Data extract |

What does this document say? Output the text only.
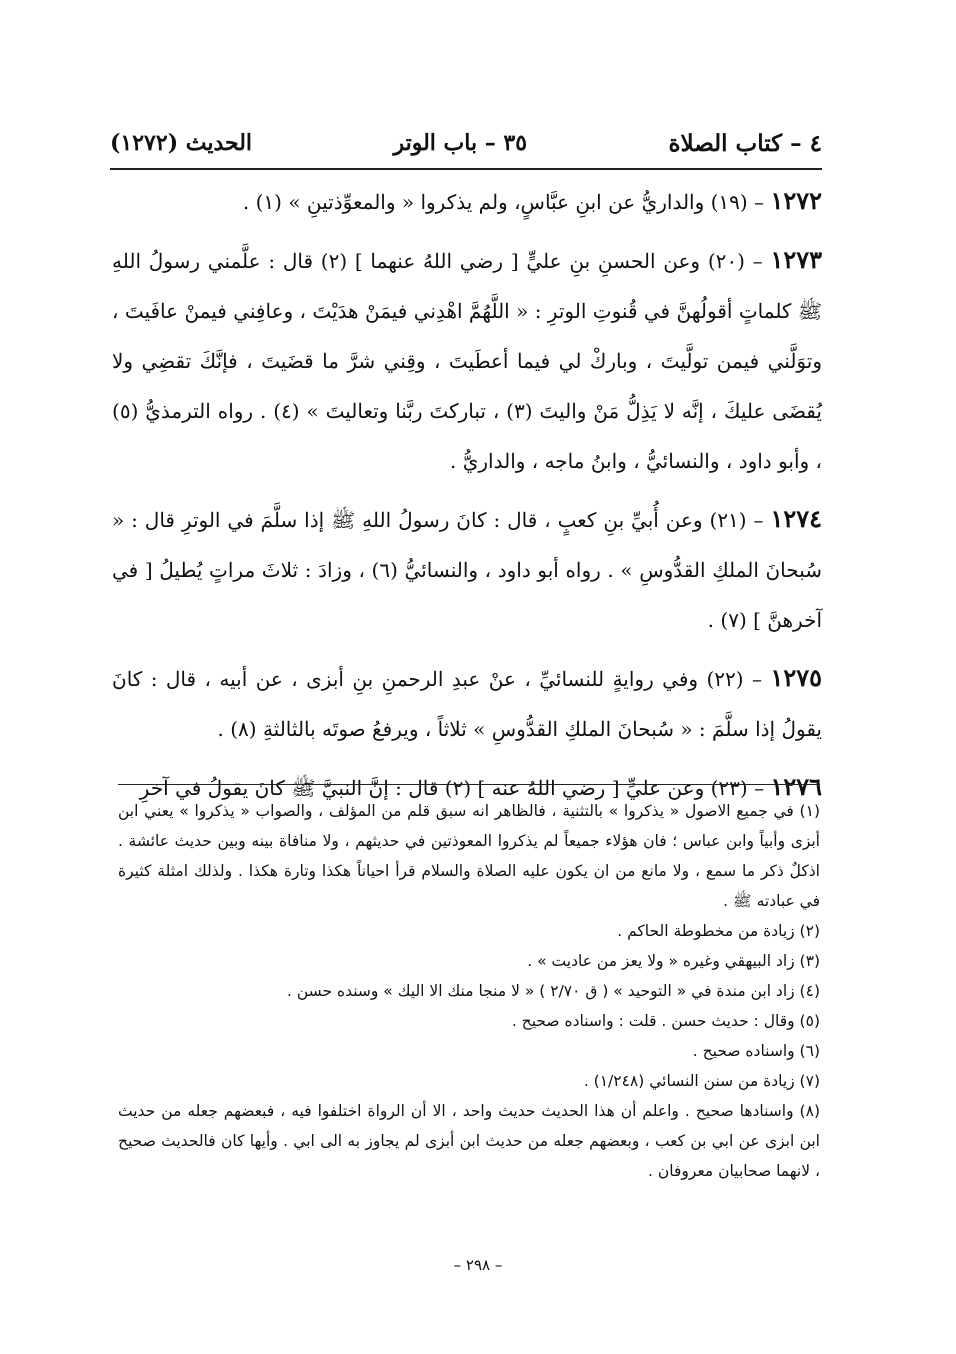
٤ – كتاب الصلاة
٣٥ – باب الوتر
الحديث (١٢٧٢)

١٢٧٢ – (١٩) والداريُّ عن ابنِ عبَّاسٍ، ولم يذكروا « والمعوِّذتينِ » (١) .

١٢٧٣ – (٢٠) وعن الحسنِ بنِ عليٍّ [ رضي اللهُ عنهما ] (٢) قال : علَّمني رسولُ اللهِ ﷺ كلماتٍ أقولُهنَّ في قُنوتِ الوترِ : « اللَّهُمَّ اهْدِني فيمَنْ هدَيْتَ ، وعافِني فيمنْ عافَيتَ ، وتوَلَّني فيمن تولَّيتَ ، وباركْ لي فيما أعطَيتَ ، وقِني شرَّ ما قضَيتَ ، فإنَّكَ تقضِي ولا يُقضَى عليكَ ، إنَّه لا يَذِلُّ مَنْ واليتَ (٣) ، تباركتَ ربَّنا وتعاليتَ » (٤) . رواه الترمذيُّ (٥) ، وأبو داود ، والنسائيُّ ، وابنُ ماجه ، والداريُّ .

١٢٧٤ – (٢١) وعن أُبيِّ بنِ كعبٍ ، قال : كانَ رسولُ اللهِ ﷺ إذا سلَّمَ في الوترِ قال : « سُبحانَ الملكِ القدُّوسِ » . رواه أبو داود ، والنسائيُّ (٦) ، وزادَ : ثلاثَ مراتٍ يُطيلُ [ في آخرهنَّ ] (٧) .

١٢٧٥ – (٢٢) وفي روايةٍ للنسائيِّ ، عنْ عبدِ الرحمنِ بنِ أبزى ، عن أبيه ، قال : كانَ يقولُ إذا سلَّمَ : « سُبحانَ الملكِ القدُّوسِ » ثلاثاً ، ويرفعُ صوتَه بالثالثةِ (٨) .

١٢٧٦ – (٢٣) وعن عليٍّ [ رضي اللهُ عنه ] (٢) قال : إنَّ النبيَّ ﷺ كانَ يقولُ في آخرِ

(١) في جميع الاصول « يذكروا » بالتثنية ، فالظاهر انه سبق قلم من المؤلف ، والصواب « يذكروا » يعني ابن أبزى وأبياً وابن عباس ؛ فان هؤلاء جميعاً لم يذكروا المعوذتين في حديثهم ، ولا منافاة بينه وبين حديث عائشة . اذكلٌ ذكر ما سمع ، ولا مانع من ان يكون عليه الصلاة والسلام قرأ احياناً هكذا وتارة هكذا . ولذلك امثلة كثيرة في عبادته ﷺ .

(٢) زيادة من مخطوطة الحاكم .

(٣) زاد البيهقي وغيره « ولا يعز من عاديت » .

(٤) زاد ابن مندة في « التوحيد » ( ق ٢/٧٠ ) « لا منجا منك الا اليك » وسنده حسن .

(٥) وقال : حديث حسن . قلت : واسناده صحيح .

(٦) واسناده صحيح .

(٧) زيادة من سنن النسائي (١/٢٤٨) .

(٨) واسنادها صحيح . واعلم أن هذا الحديث حديث واحد ، الا أن الرواة اختلفوا فيه ، فبعضهم جعله من حديث ابن ابزى عن ابي بن كعب ، وبعضهم جعله من حديث ابن أبزى لم يجاوز به الى ابي . وأيها كان فالحديث صحيح ، لانهما صحابيان معروفان .

– ٢٩٨ –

Aim |
Write out the records above once more, word for word, with no pictures.

Exercise response |
What does this document say? Output the text only.
٤ – كتاب الصلاة
٣٥ – باب الوتر
الحديث (١٢٧٢)

١٢٧٢ – (١٩) والداريُّ عن ابنِ عبَّاسٍ، ولم يذكروا « والمعوِّذتينِ » (١) .

١٢٧٣ – (٢٠) وعن الحسنِ بنِ عليٍّ [ رضي اللهُ عنهما ] (٢) قال : علَّمني رسولُ اللهِ ﷺ كلماتٍ أقولُهنَّ في قُنوتِ الوترِ : « اللَّهُمَّ اهْدِني فيمَنْ هدَيْتَ ، وعافِني فيمنْ عافَيتَ ، وتوَلَّني فيمن تولَّيتَ ، وباركْ لي فيما أعطَيتَ ، وقِني شرَّ ما قضَيتَ ، فإنَّكَ تقضِي ولا يُقضَى عليكَ ، إنَّه لا يَذِلُّ مَنْ واليتَ (٣) ، تباركتَ ربَّنا وتعاليتَ » (٤) . رواه الترمذيُّ (٥) ، وأبو داود ، والنسائيُّ ، وابنُ ماجه ، والداريُّ .

١٢٧٤ – (٢١) وعن أُبيِّ بنِ كعبٍ ، قال : كانَ رسولُ اللهِ ﷺ إذا سلَّمَ في الوترِ قال : « سُبحانَ الملكِ القدُّوسِ » . رواه أبو داود ، والنسائيُّ (٦) ، وزادَ : ثلاثَ مراتٍ يُطيلُ [ في آخرهنَّ ] (٧) .

١٢٧٥ – (٢٢) وفي روايةٍ للنسائيِّ ، عنْ عبدِ الرحمنِ بنِ أبزى ، عن أبيه ، قال : كانَ يقولُ إذا سلَّمَ : « سُبحانَ الملكِ القدُّوسِ » ثلاثاً ، ويرفعُ صوتَه بالثالثةِ (٨) .

١٢٧٦ – (٢٣) وعن عليٍّ [ رضي اللهُ عنه ] (٢) قال : إنَّ النبيَّ ﷺ كانَ يقولُ في آخرِ

(١) في جميع الاصول « يذكروا » بالتثنية ، فالظاهر انه سبق قلم من المؤلف ، والصواب « يذكروا » يعني ابن أبزى وأبياً وابن عباس ؛ فان هؤلاء جميعاً لم يذكروا المعوذتين في حديثهم ، ولا منافاة بينه وبين حديث عائشة . اذكلٌ ذكر ما سمع ، ولا مانع من ان يكون عليه الصلاة والسلام قرأ احياناً هكذا وتارة هكذا . ولذلك امثلة كثيرة في عبادته ﷺ .

(٢) زيادة من مخطوطة الحاكم .

(٣) زاد البيهقي وغيره « ولا يعز من عاديت » .

(٤) زاد ابن مندة في « التوحيد » ( ق ٢/٧٠ ) « لا منجا منك الا اليك » وسنده حسن .

(٥) وقال : حديث حسن . قلت : واسناده صحيح .

(٦) واسناده صحيح .

(٧) زيادة من سنن النسائي (١/٢٤٨) .

(٨) واسنادها صحيح . واعلم أن هذا الحديث حديث واحد ، الا أن الرواة اختلفوا فيه ، فبعضهم جعله من حديث ابن ابزى عن ابي بن كعب ، وبعضهم جعله من حديث ابن أبزى لم يجاوز به الى ابي . وأيها كان فالحديث صحيح ، لانهما صحابيان معروفان .

– ٢٩٨ –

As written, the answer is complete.